* _Task prompt_
Return all lines below containing the word "JSON".
──────── Data for this task
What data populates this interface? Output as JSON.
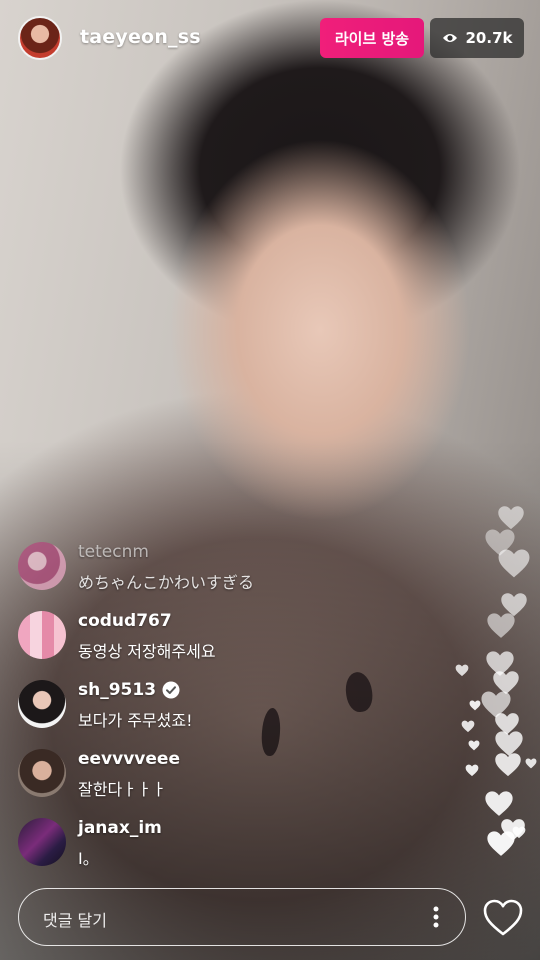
{
  "header": {
    "username": "taeyeon_ss",
    "live_label": "라이브 방송",
    "viewer_count": "20.7k"
  },
  "comments": [
    {
      "username": "tetecnm",
      "text": "めちゃんこかわいすぎる",
      "verified": false,
      "dim": true
    },
    {
      "username": "codud767",
      "text": "동영상 저장해주세요",
      "verified": false,
      "dim": false
    },
    {
      "username": "sh_9513",
      "text": "보다가 주무셨죠!",
      "verified": true,
      "dim": false
    },
    {
      "username": "eevvvveee",
      "text": "잘한다ㅏㅏㅏ",
      "verified": false,
      "dim": false
    },
    {
      "username": "janax_im",
      "text": "I。",
      "verified": false,
      "dim": false
    }
  ],
  "composer": {
    "placeholder": "댓글 달기"
  },
  "colors": {
    "live_badge": "#e5187a",
    "viewer_badge_bg": "#282828"
  },
  "icons": [
    "eye-icon",
    "verified-badge-icon",
    "more-options-icon",
    "heart-icon",
    "floating-heart-icon"
  ]
}
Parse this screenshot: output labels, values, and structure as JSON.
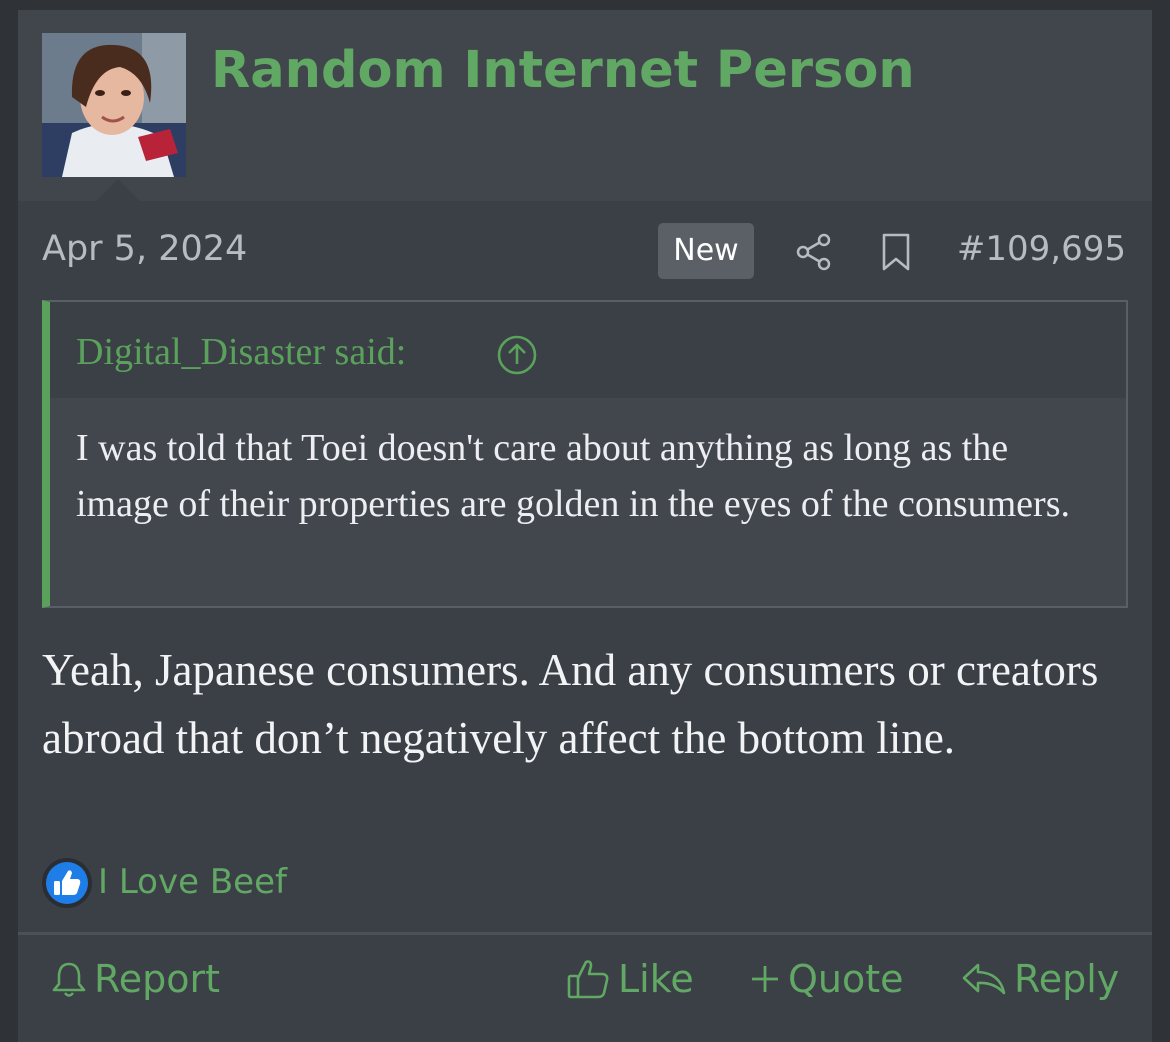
────────────────
* _Correct result_
What data populates this interface? Output as JSON.
Parse this screenshot: output labels, values, and structure as JSON.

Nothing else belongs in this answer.